• [To be done] Keep the wording of each record exactly the same when you repeat it, and leave out pictures.

• [Available data]
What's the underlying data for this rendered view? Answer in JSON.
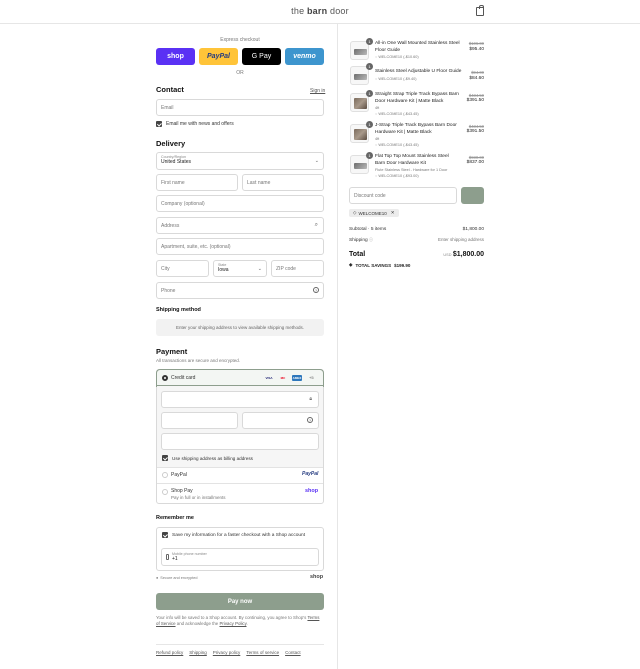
{
  "header": {
    "brand_pre": "the ",
    "brand_bold": "barn",
    "brand_post": " door",
    "cart_icon": "shopping-bag-icon"
  },
  "express": {
    "label": "Express checkout",
    "buttons": [
      "shop",
      "PayPal",
      "G Pay",
      "venmo"
    ],
    "or": "OR"
  },
  "contact": {
    "title": "Contact",
    "sign_in": "Sign in",
    "email_placeholder": "Email",
    "newsletter_label": "Email me with news and offers"
  },
  "delivery": {
    "title": "Delivery",
    "country_label": "Country/Region",
    "country_value": "United States",
    "first_name": "First name",
    "last_name": "Last name",
    "company": "Company (optional)",
    "address": "Address",
    "apartment": "Apartment, suite, etc. (optional)",
    "city": "City",
    "state_label": "State",
    "state_value": "Iowa",
    "zip": "ZIP code",
    "phone": "Phone"
  },
  "shipping_method": {
    "title": "Shipping method",
    "info": "Enter your shipping address to view available shipping methods."
  },
  "payment": {
    "title": "Payment",
    "subtitle": "All transactions are secure and encrypted.",
    "credit_card_label": "Credit card",
    "card_brands": [
      "VISA",
      "MC",
      "AMEX"
    ],
    "more_brands": "+5",
    "billing_same": "Use shipping address as billing address",
    "paypal_label": "PayPal",
    "paypal_logo": "PayPal",
    "shoppay_label": "Shop Pay",
    "shoppay_sub": "Pay in full or in installments",
    "shoppay_logo": "shop"
  },
  "remember": {
    "title": "Remember me",
    "save_label": "Save my information for a faster checkout with a Shop account",
    "phone_label": "Mobile phone number",
    "phone_value": "+1",
    "secure": "Secure and encrypted",
    "shop_logo": "shop"
  },
  "paynow": {
    "label": "Pay now"
  },
  "legal": {
    "line1": "Your info will be saved to a Shop account. By continuing, you agree to Shop's",
    "tos": "Terms of Service",
    "and": " and acknowledge the ",
    "privacy": "Privacy Policy",
    "end": "."
  },
  "footer": [
    "Refund policy",
    "Shipping",
    "Privacy policy",
    "Terms of service",
    "Contact"
  ],
  "cart": {
    "items": [
      {
        "qty": "1",
        "name": "All-in One Wall Mounted Stainless Steel Floor Guide",
        "variant": "",
        "discount": "WELCOME10 (-$10.60)",
        "old": "$106.00",
        "price": "$95.40"
      },
      {
        "qty": "1",
        "name": "Stainless Steel Adjustable U Floor Guide",
        "variant": "",
        "discount": "WELCOME10 (-$9.40)",
        "old": "$94.00",
        "price": "$84.60"
      },
      {
        "qty": "1",
        "name": "Straight Strap Triple Track Bypass Barn Door Hardware Kit | Matte Black",
        "variant": "4ft",
        "discount": "WELCOME10 (-$43.45)",
        "old": "$434.50",
        "price": "$391.50"
      },
      {
        "qty": "1",
        "name": "J-Strap Triple Track Bypass Barn Door Hardware Kit | Matte Black",
        "variant": "4ft",
        "discount": "WELCOME10 (-$43.45)",
        "old": "$434.50",
        "price": "$391.50"
      },
      {
        "qty": "1",
        "name": "Flat Top Top Mount Stainless Steel Barn Door Hardware Kit",
        "variant": "Flute Stainless Steel - Hardware for 1 Door",
        "discount": "WELCOME10 (-$93.00)",
        "old": "$930.00",
        "price": "$837.00"
      }
    ],
    "discount_placeholder": "Discount code",
    "applied_code": "WELCOME10",
    "subtotal_label": "Subtotal · 5 items",
    "subtotal_value": "$1,800.00",
    "shipping_label": "Shipping",
    "shipping_value": "Enter shipping address",
    "total_label": "Total",
    "currency": "USD",
    "total_value": "$1,800.00",
    "savings_label": "TOTAL SAVINGS",
    "savings_value": "$199.90"
  },
  "colors": {
    "accent": "#8d9e8d",
    "shop": "#5a31f4",
    "paypal": "#ffc439",
    "venmo": "#3d95ce"
  }
}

• [Output]
What's the underlying data for this rendered view? Answer in JSON.
{
  "header": {
    "brand_pre": "the ",
    "brand_bold": "barn",
    "brand_post": " door",
    "cart_icon": "shopping-bag-icon"
  },
  "express": {
    "label": "Express checkout",
    "buttons": [
      "shop",
      "PayPal",
      "G Pay",
      "venmo"
    ],
    "or": "OR"
  },
  "contact": {
    "title": "Contact",
    "sign_in": "Sign in",
    "email_placeholder": "Email",
    "newsletter_label": "Email me with news and offers"
  },
  "delivery": {
    "title": "Delivery",
    "country_label": "Country/Region",
    "country_value": "United States",
    "first_name": "First name",
    "last_name": "Last name",
    "company": "Company (optional)",
    "address": "Address",
    "apartment": "Apartment, suite, etc. (optional)",
    "city": "City",
    "state_label": "State",
    "state_value": "Iowa",
    "zip": "ZIP code",
    "phone": "Phone"
  },
  "shipping_method": {
    "title": "Shipping method",
    "info": "Enter your shipping address to view available shipping methods."
  },
  "payment": {
    "title": "Payment",
    "subtitle": "All transactions are secure and encrypted.",
    "credit_card_label": "Credit card",
    "card_brands": [
      "VISA",
      "MC",
      "AMEX"
    ],
    "more_brands": "+5",
    "billing_same": "Use shipping address as billing address",
    "paypal_label": "PayPal",
    "paypal_logo": "PayPal",
    "shoppay_label": "Shop Pay",
    "shoppay_sub": "Pay in full or in installments",
    "shoppay_logo": "shop"
  },
  "remember": {
    "title": "Remember me",
    "save_label": "Save my information for a faster checkout with a Shop account",
    "phone_label": "Mobile phone number",
    "phone_value": "+1",
    "secure": "Secure and encrypted",
    "shop_logo": "shop"
  },
  "paynow": {
    "label": "Pay now"
  },
  "legal": {
    "line1": "Your info will be saved to a Shop account. By continuing, you agree to Shop's",
    "tos": "Terms of Service",
    "and": " and acknowledge the ",
    "privacy": "Privacy Policy",
    "end": "."
  },
  "footer": [
    "Refund policy",
    "Shipping",
    "Privacy policy",
    "Terms of service",
    "Contact"
  ],
  "cart": {
    "items": [
      {
        "qty": "1",
        "name": "All-in One Wall Mounted Stainless Steel Floor Guide",
        "variant": "",
        "discount": "WELCOME10 (-$10.60)",
        "old": "$106.00",
        "price": "$95.40"
      },
      {
        "qty": "1",
        "name": "Stainless Steel Adjustable U Floor Guide",
        "variant": "",
        "discount": "WELCOME10 (-$9.40)",
        "old": "$94.00",
        "price": "$84.60"
      },
      {
        "qty": "1",
        "name": "Straight Strap Triple Track Bypass Barn Door Hardware Kit | Matte Black",
        "variant": "4ft",
        "discount": "WELCOME10 (-$43.45)",
        "old": "$434.50",
        "price": "$391.50"
      },
      {
        "qty": "1",
        "name": "J-Strap Triple Track Bypass Barn Door Hardware Kit | Matte Black",
        "variant": "4ft",
        "discount": "WELCOME10 (-$43.45)",
        "old": "$434.50",
        "price": "$391.50"
      },
      {
        "qty": "1",
        "name": "Flat Top Top Mount Stainless Steel Barn Door Hardware Kit",
        "variant": "Flute Stainless Steel - Hardware for 1 Door",
        "discount": "WELCOME10 (-$93.00)",
        "old": "$930.00",
        "price": "$837.00"
      }
    ],
    "discount_placeholder": "Discount code",
    "applied_code": "WELCOME10",
    "subtotal_label": "Subtotal · 5 items",
    "subtotal_value": "$1,800.00",
    "shipping_label": "Shipping",
    "shipping_value": "Enter shipping address",
    "total_label": "Total",
    "currency": "USD",
    "total_value": "$1,800.00",
    "savings_label": "TOTAL SAVINGS",
    "savings_value": "$199.90"
  },
  "colors": {
    "accent": "#8d9e8d",
    "shop": "#5a31f4",
    "paypal": "#ffc439",
    "venmo": "#3d95ce"
  }
}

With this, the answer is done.